Return the material below in full and exactly.

--- start Records provided ---

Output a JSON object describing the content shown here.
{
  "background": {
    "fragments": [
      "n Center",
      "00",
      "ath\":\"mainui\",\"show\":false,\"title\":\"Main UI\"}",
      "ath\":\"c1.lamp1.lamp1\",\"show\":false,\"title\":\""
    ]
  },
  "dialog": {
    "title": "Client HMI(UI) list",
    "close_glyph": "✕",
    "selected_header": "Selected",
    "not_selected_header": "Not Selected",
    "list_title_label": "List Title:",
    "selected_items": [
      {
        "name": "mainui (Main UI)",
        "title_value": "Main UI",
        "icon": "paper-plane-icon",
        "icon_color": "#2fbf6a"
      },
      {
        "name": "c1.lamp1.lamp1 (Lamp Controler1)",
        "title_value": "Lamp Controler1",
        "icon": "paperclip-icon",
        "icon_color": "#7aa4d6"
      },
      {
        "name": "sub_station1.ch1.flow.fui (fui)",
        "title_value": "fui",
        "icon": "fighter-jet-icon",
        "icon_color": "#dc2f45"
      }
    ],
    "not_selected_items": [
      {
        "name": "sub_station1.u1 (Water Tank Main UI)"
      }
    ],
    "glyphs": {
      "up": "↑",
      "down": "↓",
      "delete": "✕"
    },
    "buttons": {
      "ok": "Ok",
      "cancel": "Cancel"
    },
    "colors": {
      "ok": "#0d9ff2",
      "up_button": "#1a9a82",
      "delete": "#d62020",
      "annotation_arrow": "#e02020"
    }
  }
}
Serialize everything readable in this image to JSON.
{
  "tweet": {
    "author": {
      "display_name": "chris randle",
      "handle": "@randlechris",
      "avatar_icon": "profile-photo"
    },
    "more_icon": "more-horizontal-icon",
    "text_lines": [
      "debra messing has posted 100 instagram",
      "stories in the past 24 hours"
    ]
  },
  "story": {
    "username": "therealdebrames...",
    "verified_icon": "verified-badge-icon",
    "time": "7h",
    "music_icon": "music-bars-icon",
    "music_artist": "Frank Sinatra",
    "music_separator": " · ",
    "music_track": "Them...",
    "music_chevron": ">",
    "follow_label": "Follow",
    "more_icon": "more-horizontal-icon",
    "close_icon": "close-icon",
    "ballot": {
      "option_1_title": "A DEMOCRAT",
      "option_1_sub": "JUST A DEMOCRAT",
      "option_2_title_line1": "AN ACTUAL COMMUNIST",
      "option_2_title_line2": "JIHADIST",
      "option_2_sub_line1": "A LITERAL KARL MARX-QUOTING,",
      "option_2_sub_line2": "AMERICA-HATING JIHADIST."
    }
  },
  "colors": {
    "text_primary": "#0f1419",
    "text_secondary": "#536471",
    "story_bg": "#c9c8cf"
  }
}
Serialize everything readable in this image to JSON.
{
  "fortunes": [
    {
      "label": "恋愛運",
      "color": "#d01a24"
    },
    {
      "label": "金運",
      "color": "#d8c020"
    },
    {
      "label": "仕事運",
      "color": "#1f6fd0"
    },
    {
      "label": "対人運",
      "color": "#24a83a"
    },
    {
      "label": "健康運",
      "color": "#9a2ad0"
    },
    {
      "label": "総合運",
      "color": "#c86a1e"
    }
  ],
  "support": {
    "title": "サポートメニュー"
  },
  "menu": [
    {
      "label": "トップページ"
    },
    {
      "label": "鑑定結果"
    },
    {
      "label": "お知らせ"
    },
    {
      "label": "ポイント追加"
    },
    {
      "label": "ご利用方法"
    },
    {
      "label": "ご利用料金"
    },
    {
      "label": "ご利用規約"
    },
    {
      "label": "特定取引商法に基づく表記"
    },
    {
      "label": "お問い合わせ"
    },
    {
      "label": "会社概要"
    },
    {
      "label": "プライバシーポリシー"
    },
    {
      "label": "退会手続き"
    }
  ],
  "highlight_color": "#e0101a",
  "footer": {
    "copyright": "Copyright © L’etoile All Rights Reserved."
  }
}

--- end Records provided ---

Solution to the problem:
Output a JSON object describing the content shown here.
{
  "background": {
    "fragments": [
      "n Center",
      "00",
      "ath\":\"mainui\",\"show\":false,\"title\":\"Main UI\"}",
      "ath\":\"c1.lamp1.lamp1\",\"show\":false,\"title\":\""
    ]
  },
  "dialog": {
    "title": "Client HMI(UI) list",
    "close_glyph": "✕",
    "selected_header": "Selected",
    "not_selected_header": "Not Selected",
    "list_title_label": "List Title:",
    "selected_items": [
      {
        "name": "mainui (Main UI)",
        "title_value": "Main UI",
        "icon": "paper-plane-icon",
        "icon_color": "#2fbf6a"
      },
      {
        "name": "c1.lamp1.lamp1 (Lamp Controler1)",
        "title_value": "Lamp Controler1",
        "icon": "paperclip-icon",
        "icon_color": "#7aa4d6"
      },
      {
        "name": "sub_station1.ch1.flow.fui (fui)",
        "title_value": "fui",
        "icon": "fighter-jet-icon",
        "icon_color": "#dc2f45"
      }
    ],
    "not_selected_items": [
      {
        "name": "sub_station1.u1 (Water Tank Main UI)"
      }
    ],
    "glyphs": {
      "up": "↑",
      "down": "↓",
      "delete": "✕"
    },
    "buttons": {
      "ok": "Ok",
      "cancel": "Cancel"
    },
    "colors": {
      "ok": "#0d9ff2",
      "up_button": "#1a9a82",
      "delete": "#d62020",
      "annotation_arrow": "#e02020"
    }
  }
}
Serialize everything readable in this image to JSON.
{
  "tweet": {
    "author": {
      "display_name": "chris randle",
      "handle": "@randlechris",
      "avatar_icon": "profile-photo"
    },
    "more_icon": "more-horizontal-icon",
    "text_lines": [
      "debra messing has posted 100 instagram",
      "stories in the past 24 hours"
    ]
  },
  "story": {
    "username": "therealdebrames...",
    "verified_icon": "verified-badge-icon",
    "time": "7h",
    "music_icon": "music-bars-icon",
    "music_artist": "Frank Sinatra",
    "music_separator": " · ",
    "music_track": "Them...",
    "music_chevron": ">",
    "follow_label": "Follow",
    "more_icon": "more-horizontal-icon",
    "close_icon": "close-icon",
    "ballot": {
      "option_1_title": "A DEMOCRAT",
      "option_1_sub": "JUST A DEMOCRAT",
      "option_2_title_line1": "AN ACTUAL COMMUNIST",
      "option_2_title_line2": "JIHADIST",
      "option_2_sub_line1": "A LITERAL KARL MARX-QUOTING,",
      "option_2_sub_line2": "AMERICA-HATING JIHADIST."
    }
  },
  "colors": {
    "text_primary": "#0f1419",
    "text_secondary": "#536471",
    "story_bg": "#c9c8cf"
  }
}
Serialize everything readable in this image to JSON.
{
  "fortunes": [
    {
      "label": "恋愛運",
      "color": "#d01a24"
    },
    {
      "label": "金運",
      "color": "#d8c020"
    },
    {
      "label": "仕事運",
      "color": "#1f6fd0"
    },
    {
      "label": "対人運",
      "color": "#24a83a"
    },
    {
      "label": "健康運",
      "color": "#9a2ad0"
    },
    {
      "label": "総合運",
      "color": "#c86a1e"
    }
  ],
  "support": {
    "title": "サポートメニュー"
  },
  "menu": [
    {
      "label": "トップページ"
    },
    {
      "label": "鑑定結果"
    },
    {
      "label": "お知らせ"
    },
    {
      "label": "ポイント追加"
    },
    {
      "label": "ご利用方法"
    },
    {
      "label": "ご利用料金"
    },
    {
      "label": "ご利用規約"
    },
    {
      "label": "特定取引商法に基づく表記"
    },
    {
      "label": "お問い合わせ"
    },
    {
      "label": "会社概要"
    },
    {
      "label": "プライバシーポリシー"
    },
    {
      "label": "退会手続き"
    }
  ],
  "highlight_color": "#e0101a",
  "footer": {
    "copyright": "Copyright © L’etoile All Rights Reserved."
  }
}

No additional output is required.